Set out every line bearing the string "سببا".

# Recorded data
+ + + + +
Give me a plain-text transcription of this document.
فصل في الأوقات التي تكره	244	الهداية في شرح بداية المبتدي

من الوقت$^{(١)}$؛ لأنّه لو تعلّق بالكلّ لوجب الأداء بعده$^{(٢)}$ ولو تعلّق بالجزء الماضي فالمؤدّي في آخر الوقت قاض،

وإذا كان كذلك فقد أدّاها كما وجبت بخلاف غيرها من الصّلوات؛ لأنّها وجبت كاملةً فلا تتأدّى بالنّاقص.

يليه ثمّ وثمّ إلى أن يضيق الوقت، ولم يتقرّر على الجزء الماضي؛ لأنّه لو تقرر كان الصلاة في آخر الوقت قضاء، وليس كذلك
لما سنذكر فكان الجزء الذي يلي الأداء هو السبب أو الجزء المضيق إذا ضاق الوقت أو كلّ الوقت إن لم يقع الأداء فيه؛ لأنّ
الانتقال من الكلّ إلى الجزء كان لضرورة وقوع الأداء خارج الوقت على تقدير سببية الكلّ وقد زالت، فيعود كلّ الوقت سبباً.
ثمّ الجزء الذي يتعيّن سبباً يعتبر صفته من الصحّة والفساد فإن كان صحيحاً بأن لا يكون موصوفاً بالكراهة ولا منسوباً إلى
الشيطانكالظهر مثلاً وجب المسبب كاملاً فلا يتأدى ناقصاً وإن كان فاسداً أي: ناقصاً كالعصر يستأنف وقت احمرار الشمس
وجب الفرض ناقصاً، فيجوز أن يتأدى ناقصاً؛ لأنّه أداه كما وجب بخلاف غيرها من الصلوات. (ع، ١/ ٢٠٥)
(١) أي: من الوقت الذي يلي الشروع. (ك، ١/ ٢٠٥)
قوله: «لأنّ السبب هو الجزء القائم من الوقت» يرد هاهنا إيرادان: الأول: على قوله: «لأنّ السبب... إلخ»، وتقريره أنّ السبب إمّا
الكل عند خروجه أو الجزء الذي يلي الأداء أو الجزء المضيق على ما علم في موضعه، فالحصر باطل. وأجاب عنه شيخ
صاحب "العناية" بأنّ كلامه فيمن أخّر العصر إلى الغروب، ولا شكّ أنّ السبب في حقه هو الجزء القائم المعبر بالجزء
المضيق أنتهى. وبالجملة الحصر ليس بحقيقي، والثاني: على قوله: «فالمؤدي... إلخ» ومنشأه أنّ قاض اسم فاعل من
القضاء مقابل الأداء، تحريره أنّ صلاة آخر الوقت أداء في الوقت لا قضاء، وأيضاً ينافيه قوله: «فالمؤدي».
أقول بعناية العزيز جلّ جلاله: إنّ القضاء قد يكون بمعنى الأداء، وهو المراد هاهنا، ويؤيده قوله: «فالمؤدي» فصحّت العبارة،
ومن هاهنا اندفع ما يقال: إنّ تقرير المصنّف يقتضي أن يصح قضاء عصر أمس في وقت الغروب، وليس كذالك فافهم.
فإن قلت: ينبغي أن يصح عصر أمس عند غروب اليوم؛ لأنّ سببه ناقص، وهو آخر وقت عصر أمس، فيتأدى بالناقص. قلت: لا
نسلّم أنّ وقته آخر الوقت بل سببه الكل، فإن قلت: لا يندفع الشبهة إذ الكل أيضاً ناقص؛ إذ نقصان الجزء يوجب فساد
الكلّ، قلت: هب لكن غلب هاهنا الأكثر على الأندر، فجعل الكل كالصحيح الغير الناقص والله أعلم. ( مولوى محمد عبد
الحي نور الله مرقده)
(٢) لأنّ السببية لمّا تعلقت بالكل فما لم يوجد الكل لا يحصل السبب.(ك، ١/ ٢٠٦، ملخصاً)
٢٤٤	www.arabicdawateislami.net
+ + + + +
# COMPLETE ANSWER
الانتقال من الكلّ إلى الجزء كان لضرورة وقوع الأداء خارج الوقت على تقدير سببية الكلّ وقد زالت، فيعود كلّ الوقت سبباً.
ثمّ الجزء الذي يتعيّن سبباً يعتبر صفته من الصحّة والفساد فإن كان صحيحاً بأن لا يكون موصوفاً بالكراهة ولا منسوباً إلى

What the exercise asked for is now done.